>> BEGIN

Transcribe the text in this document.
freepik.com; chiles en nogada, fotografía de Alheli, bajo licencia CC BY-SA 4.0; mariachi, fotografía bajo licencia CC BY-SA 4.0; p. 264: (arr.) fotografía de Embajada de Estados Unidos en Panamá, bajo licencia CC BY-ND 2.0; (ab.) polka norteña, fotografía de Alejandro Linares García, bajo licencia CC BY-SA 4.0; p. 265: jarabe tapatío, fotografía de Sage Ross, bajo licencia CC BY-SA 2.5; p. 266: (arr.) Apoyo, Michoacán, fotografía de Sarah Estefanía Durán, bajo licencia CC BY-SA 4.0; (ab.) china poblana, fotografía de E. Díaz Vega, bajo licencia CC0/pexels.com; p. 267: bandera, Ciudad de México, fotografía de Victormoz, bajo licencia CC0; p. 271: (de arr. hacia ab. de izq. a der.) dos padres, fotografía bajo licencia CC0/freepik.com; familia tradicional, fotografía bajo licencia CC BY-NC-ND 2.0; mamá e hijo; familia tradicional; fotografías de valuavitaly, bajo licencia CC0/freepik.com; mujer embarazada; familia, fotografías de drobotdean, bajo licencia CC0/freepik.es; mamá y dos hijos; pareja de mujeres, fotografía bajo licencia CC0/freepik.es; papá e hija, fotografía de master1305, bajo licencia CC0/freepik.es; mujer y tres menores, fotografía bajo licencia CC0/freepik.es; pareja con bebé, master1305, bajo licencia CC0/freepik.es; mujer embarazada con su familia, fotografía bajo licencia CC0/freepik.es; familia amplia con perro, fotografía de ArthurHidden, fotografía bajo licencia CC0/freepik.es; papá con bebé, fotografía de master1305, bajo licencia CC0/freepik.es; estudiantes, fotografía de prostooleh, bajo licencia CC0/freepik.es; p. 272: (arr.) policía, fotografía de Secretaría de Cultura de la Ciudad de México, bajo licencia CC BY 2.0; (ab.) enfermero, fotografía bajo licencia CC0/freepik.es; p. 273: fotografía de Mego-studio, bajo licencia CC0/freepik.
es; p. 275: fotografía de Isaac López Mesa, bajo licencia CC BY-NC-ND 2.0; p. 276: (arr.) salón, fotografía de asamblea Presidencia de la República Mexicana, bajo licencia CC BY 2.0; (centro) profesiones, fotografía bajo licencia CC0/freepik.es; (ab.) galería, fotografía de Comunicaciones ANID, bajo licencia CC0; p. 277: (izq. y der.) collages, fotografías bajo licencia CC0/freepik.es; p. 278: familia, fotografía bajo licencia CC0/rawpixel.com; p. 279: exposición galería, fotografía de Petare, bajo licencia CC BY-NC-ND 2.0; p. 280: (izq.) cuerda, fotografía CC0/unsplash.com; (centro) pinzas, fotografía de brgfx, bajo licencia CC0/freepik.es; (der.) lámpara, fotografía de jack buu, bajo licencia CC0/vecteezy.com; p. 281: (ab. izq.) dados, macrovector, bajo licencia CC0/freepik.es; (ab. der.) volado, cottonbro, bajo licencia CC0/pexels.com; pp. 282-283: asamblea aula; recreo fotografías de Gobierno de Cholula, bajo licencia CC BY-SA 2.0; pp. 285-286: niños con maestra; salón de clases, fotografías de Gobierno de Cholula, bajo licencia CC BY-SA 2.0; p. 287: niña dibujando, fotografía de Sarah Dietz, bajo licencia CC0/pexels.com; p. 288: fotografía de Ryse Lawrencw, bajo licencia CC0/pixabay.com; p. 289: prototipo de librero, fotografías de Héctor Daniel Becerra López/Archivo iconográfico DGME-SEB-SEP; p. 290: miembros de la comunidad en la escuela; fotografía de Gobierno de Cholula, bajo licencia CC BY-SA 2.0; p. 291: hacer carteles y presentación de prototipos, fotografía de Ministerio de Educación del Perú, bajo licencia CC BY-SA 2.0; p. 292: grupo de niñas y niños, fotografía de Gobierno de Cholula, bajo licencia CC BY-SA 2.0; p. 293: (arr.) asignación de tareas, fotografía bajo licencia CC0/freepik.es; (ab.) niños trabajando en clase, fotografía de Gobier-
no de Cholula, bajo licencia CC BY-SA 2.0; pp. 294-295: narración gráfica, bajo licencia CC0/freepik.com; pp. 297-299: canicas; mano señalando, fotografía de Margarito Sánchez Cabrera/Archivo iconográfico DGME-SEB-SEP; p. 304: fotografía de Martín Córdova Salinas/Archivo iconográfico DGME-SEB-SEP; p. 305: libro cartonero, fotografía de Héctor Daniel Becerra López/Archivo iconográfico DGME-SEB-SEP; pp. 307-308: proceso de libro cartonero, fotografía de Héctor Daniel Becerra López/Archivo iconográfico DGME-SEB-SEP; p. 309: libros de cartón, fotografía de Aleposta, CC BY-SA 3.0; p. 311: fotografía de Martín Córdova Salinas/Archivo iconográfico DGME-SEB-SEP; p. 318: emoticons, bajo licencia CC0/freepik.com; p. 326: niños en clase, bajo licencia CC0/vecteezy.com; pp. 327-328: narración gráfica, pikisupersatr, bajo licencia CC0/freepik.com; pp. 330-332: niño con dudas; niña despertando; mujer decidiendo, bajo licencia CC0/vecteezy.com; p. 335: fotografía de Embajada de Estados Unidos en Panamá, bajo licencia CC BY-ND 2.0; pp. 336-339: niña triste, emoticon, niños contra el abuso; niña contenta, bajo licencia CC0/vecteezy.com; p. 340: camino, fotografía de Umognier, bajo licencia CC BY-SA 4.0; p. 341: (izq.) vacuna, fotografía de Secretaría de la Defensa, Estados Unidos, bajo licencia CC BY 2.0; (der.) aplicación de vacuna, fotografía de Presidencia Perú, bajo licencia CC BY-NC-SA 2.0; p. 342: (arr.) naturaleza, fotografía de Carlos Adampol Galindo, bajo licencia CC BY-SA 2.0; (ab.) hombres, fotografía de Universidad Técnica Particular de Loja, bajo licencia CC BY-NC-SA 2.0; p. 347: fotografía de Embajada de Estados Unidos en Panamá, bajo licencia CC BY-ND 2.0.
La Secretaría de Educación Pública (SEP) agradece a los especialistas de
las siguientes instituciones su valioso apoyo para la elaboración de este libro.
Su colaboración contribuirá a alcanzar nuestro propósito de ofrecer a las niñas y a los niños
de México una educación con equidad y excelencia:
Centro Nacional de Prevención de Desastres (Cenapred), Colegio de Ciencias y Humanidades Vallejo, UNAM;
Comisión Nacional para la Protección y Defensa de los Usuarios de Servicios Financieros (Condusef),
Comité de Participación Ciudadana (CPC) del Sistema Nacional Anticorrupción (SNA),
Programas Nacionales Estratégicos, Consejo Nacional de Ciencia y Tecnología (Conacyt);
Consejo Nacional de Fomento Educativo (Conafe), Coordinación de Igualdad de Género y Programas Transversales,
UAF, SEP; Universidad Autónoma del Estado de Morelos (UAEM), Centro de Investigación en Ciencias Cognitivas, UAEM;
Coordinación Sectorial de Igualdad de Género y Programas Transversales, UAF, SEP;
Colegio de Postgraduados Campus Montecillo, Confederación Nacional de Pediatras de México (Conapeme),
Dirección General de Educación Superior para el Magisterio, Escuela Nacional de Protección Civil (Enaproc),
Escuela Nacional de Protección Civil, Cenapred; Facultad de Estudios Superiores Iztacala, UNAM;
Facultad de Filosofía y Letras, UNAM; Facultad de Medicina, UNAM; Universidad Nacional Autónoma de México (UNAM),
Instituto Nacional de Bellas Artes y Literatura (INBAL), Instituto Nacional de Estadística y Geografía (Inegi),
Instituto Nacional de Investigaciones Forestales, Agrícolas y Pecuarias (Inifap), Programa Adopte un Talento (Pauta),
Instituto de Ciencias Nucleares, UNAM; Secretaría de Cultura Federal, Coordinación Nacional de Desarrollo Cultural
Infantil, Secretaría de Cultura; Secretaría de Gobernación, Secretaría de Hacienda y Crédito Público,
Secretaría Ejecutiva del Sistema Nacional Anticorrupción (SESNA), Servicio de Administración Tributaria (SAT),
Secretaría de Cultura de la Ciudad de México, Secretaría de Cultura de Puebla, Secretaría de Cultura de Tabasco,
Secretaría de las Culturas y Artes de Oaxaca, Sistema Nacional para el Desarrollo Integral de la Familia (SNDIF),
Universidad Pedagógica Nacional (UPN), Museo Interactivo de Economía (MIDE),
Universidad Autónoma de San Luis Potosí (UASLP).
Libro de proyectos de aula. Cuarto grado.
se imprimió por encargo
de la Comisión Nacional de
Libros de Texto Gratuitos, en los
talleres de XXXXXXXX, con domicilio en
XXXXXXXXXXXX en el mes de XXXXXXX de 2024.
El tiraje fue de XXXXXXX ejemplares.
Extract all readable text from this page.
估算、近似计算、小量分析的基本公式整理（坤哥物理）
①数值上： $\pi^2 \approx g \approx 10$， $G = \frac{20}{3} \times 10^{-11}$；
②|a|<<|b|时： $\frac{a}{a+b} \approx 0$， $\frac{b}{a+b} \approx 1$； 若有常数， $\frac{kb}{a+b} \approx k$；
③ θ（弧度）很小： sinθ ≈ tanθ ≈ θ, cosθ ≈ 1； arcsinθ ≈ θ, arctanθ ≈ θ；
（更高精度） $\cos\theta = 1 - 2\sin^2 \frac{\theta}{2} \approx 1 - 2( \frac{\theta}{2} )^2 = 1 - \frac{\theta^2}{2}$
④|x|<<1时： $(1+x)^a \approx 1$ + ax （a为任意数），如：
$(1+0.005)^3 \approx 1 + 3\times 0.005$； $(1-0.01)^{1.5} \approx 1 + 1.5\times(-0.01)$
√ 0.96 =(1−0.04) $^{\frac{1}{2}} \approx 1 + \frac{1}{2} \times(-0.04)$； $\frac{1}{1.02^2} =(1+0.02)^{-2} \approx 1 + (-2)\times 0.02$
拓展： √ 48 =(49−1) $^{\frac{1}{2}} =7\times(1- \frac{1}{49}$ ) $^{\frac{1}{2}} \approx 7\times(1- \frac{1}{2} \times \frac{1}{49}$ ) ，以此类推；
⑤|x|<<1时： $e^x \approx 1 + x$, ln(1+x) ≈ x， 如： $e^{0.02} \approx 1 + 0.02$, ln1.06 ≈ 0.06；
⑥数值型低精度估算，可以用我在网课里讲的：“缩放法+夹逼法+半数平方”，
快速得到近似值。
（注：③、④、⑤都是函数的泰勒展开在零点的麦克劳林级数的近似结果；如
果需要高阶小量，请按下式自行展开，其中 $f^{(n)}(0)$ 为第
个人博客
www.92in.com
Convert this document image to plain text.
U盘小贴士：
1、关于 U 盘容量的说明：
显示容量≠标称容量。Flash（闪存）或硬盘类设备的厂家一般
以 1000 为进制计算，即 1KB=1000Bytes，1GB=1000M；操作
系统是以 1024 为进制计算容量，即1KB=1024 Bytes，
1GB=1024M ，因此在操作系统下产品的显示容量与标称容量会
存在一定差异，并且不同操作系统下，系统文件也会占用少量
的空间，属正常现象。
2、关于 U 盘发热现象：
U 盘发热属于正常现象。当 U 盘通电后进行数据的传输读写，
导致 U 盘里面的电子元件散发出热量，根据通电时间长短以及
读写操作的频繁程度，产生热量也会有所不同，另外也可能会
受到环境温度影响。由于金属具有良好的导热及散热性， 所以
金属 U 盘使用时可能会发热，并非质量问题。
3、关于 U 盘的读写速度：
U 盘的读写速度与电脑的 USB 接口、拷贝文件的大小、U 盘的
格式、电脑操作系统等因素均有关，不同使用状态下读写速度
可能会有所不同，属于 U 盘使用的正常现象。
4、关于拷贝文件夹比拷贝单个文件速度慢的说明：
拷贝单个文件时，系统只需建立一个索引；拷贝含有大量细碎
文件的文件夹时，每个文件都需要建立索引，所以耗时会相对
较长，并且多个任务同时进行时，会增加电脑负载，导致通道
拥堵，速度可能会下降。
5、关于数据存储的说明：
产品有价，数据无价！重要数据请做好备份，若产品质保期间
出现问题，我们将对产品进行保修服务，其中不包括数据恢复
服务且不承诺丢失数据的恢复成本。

>> END

Wherever the word "document" occurs in a line of the listing, copy that line.

• [COMPLETE ANSWER]:
Transcribe the text in this document.
Convert this document image to plain text.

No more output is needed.